[Dataset records on visual material]
★ ★ ★ ★ ★

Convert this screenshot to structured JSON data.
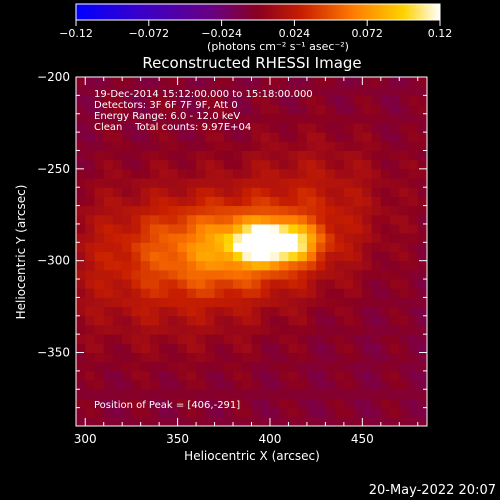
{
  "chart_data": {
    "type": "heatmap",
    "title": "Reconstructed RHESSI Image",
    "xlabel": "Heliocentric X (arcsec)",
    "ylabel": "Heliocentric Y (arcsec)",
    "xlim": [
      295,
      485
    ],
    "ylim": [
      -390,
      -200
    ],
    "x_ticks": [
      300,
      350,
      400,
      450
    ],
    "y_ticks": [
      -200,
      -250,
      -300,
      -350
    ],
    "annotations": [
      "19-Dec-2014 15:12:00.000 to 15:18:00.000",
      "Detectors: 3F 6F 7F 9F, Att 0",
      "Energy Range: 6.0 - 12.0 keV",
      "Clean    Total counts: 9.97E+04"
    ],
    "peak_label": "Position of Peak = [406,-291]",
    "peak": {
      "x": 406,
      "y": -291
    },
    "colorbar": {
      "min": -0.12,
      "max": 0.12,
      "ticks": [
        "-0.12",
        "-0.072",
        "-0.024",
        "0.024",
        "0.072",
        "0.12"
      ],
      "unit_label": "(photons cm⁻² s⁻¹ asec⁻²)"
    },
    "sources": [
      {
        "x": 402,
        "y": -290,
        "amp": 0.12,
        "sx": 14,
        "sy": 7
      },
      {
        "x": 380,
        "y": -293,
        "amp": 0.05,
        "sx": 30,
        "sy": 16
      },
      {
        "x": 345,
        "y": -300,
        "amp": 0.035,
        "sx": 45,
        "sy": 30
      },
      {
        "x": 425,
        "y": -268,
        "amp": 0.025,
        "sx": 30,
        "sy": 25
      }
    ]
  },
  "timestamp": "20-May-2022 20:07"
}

★ ★ ★ ★ ★

### Written task
Every entry must be transcribed exactly. Pictures do not belong in the copy.

### Response
Convert this screenshot to structured JSON data.
{
  "chart_data": {
    "type": "heatmap",
    "title": "Reconstructed RHESSI Image",
    "xlabel": "Heliocentric X (arcsec)",
    "ylabel": "Heliocentric Y (arcsec)",
    "xlim": [
      295,
      485
    ],
    "ylim": [
      -390,
      -200
    ],
    "x_ticks": [
      300,
      350,
      400,
      450
    ],
    "y_ticks": [
      -200,
      -250,
      -300,
      -350
    ],
    "annotations": [
      "19-Dec-2014 15:12:00.000 to 15:18:00.000",
      "Detectors: 3F 6F 7F 9F, Att 0",
      "Energy Range: 6.0 - 12.0 keV",
      "Clean    Total counts: 9.97E+04"
    ],
    "peak_label": "Position of Peak = [406,-291]",
    "peak": {
      "x": 406,
      "y": -291
    },
    "colorbar": {
      "min": -0.12,
      "max": 0.12,
      "ticks": [
        "-0.12",
        "-0.072",
        "-0.024",
        "0.024",
        "0.072",
        "0.12"
      ],
      "unit_label": "(photons cm⁻² s⁻¹ asec⁻²)"
    },
    "sources": [
      {
        "x": 402,
        "y": -290,
        "amp": 0.12,
        "sx": 14,
        "sy": 7
      },
      {
        "x": 380,
        "y": -293,
        "amp": 0.05,
        "sx": 30,
        "sy": 16
      },
      {
        "x": 345,
        "y": -300,
        "amp": 0.035,
        "sx": 45,
        "sy": 30
      },
      {
        "x": 425,
        "y": -268,
        "amp": 0.025,
        "sx": 30,
        "sy": 25
      }
    ]
  },
  "timestamp": "20-May-2022 20:07"
}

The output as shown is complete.